# Material:
┏━━

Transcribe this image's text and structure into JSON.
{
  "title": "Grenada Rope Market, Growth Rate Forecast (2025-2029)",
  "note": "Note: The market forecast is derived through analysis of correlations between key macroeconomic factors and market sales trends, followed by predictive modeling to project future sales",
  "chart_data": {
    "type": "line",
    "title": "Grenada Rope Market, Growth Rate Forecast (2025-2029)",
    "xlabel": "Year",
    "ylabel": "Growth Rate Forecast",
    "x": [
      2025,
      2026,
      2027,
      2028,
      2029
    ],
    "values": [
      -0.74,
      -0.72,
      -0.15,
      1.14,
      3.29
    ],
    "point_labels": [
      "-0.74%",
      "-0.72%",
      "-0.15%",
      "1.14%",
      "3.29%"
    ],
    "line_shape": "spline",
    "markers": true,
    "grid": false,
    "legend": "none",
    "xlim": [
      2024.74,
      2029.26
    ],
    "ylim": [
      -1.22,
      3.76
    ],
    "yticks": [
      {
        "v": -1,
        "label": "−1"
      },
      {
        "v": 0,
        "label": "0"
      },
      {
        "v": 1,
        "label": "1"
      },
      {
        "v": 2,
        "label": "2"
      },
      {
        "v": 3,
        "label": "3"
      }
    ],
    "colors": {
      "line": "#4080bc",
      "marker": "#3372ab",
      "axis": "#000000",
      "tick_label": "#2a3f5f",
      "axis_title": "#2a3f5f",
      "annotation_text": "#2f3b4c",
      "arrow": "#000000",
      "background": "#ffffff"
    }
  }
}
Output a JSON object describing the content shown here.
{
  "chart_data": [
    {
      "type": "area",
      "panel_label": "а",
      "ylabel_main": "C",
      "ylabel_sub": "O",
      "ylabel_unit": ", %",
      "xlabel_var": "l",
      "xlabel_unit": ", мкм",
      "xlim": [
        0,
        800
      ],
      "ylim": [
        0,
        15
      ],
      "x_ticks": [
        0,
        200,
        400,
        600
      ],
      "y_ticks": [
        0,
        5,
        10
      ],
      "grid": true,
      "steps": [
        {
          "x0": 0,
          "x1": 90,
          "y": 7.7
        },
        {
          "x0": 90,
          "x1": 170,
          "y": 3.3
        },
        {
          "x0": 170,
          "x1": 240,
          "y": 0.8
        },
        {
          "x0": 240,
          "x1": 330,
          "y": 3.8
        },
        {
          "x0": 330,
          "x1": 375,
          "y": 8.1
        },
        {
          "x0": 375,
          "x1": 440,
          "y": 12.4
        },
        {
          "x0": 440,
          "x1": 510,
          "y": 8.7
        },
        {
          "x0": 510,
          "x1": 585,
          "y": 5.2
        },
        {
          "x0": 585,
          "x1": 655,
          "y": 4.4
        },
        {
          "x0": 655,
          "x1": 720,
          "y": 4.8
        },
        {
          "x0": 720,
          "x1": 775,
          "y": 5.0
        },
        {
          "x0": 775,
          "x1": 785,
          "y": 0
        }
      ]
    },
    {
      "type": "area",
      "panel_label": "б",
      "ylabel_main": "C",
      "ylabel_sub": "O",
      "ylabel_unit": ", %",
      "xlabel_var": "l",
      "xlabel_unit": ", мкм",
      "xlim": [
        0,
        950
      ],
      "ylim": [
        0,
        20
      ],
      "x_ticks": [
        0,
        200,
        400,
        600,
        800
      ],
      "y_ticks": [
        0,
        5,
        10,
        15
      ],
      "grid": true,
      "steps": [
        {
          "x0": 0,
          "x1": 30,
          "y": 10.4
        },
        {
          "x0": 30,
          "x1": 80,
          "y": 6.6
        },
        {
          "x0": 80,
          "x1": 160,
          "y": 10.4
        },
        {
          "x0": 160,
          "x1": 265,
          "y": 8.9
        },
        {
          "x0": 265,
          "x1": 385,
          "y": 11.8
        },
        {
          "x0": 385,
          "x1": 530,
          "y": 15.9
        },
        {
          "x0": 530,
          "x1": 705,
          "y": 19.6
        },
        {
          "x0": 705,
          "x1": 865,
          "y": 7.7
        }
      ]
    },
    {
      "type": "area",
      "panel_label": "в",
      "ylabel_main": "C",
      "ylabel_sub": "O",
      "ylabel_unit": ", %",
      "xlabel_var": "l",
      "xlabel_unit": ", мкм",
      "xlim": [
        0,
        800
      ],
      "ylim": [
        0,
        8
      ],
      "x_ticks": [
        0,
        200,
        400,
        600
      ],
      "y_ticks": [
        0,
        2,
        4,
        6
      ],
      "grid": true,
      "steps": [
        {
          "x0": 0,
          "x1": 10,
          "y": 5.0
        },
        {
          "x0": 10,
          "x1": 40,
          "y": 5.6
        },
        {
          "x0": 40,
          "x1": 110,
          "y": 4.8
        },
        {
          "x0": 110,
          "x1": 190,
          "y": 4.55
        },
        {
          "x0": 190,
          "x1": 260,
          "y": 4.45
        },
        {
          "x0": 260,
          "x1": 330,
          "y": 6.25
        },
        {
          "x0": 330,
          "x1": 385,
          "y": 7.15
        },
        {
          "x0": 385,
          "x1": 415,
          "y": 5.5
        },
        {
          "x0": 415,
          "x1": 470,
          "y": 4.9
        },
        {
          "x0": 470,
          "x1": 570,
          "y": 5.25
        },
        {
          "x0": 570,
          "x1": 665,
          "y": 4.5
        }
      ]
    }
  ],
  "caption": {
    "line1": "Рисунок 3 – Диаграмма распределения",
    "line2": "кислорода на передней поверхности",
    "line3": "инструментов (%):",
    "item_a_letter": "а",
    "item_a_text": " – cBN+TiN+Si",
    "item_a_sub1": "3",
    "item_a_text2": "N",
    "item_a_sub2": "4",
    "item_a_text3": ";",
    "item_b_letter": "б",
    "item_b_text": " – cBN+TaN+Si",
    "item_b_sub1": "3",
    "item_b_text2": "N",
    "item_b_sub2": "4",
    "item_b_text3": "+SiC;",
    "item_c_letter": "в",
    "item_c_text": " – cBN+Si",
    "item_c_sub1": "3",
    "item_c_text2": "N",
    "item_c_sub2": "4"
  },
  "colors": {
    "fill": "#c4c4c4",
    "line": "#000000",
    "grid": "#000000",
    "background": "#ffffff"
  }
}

┗━━

# What is needed:
Across the preceding material, how many lines contain the word "JSON"? State the number alone.

# Exercise answer:
2